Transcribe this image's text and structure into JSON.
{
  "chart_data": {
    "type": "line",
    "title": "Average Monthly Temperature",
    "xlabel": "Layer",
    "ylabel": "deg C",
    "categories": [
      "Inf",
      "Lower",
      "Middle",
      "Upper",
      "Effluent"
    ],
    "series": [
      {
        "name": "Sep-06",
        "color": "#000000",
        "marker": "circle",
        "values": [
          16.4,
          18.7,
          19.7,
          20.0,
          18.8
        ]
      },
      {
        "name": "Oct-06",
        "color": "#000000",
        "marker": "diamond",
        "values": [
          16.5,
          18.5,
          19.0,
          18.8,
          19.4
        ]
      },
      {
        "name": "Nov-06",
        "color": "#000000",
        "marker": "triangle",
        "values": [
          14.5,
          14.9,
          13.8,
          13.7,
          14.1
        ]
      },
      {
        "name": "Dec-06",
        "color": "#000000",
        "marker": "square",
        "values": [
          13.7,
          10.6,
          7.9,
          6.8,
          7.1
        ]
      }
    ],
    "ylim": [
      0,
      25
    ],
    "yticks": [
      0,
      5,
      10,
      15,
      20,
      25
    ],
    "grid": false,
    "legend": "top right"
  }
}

# Your goal:
Transcribe all of the entries without altering anything.

# Answer:
Transcribe this image's text and structure into JSON.
{
  "chart_data": {
    "type": "line",
    "title": "Average Monthly Temperature",
    "xlabel": "Layer",
    "ylabel": "deg C",
    "categories": [
      "Inf",
      "Lower",
      "Middle",
      "Upper",
      "Effluent"
    ],
    "series": [
      {
        "name": "Sep-06",
        "color": "#000000",
        "marker": "circle",
        "values": [
          16.4,
          18.7,
          19.7,
          20.0,
          18.8
        ]
      },
      {
        "name": "Oct-06",
        "color": "#000000",
        "marker": "diamond",
        "values": [
          16.5,
          18.5,
          19.0,
          18.8,
          19.4
        ]
      },
      {
        "name": "Nov-06",
        "color": "#000000",
        "marker": "triangle",
        "values": [
          14.5,
          14.9,
          13.8,
          13.7,
          14.1
        ]
      },
      {
        "name": "Dec-06",
        "color": "#000000",
        "marker": "square",
        "values": [
          13.7,
          10.6,
          7.9,
          6.8,
          7.1
        ]
      }
    ],
    "ylim": [
      0,
      25
    ],
    "yticks": [
      0,
      5,
      10,
      15,
      20,
      25
    ],
    "grid": false,
    "legend": "top right"
  }
}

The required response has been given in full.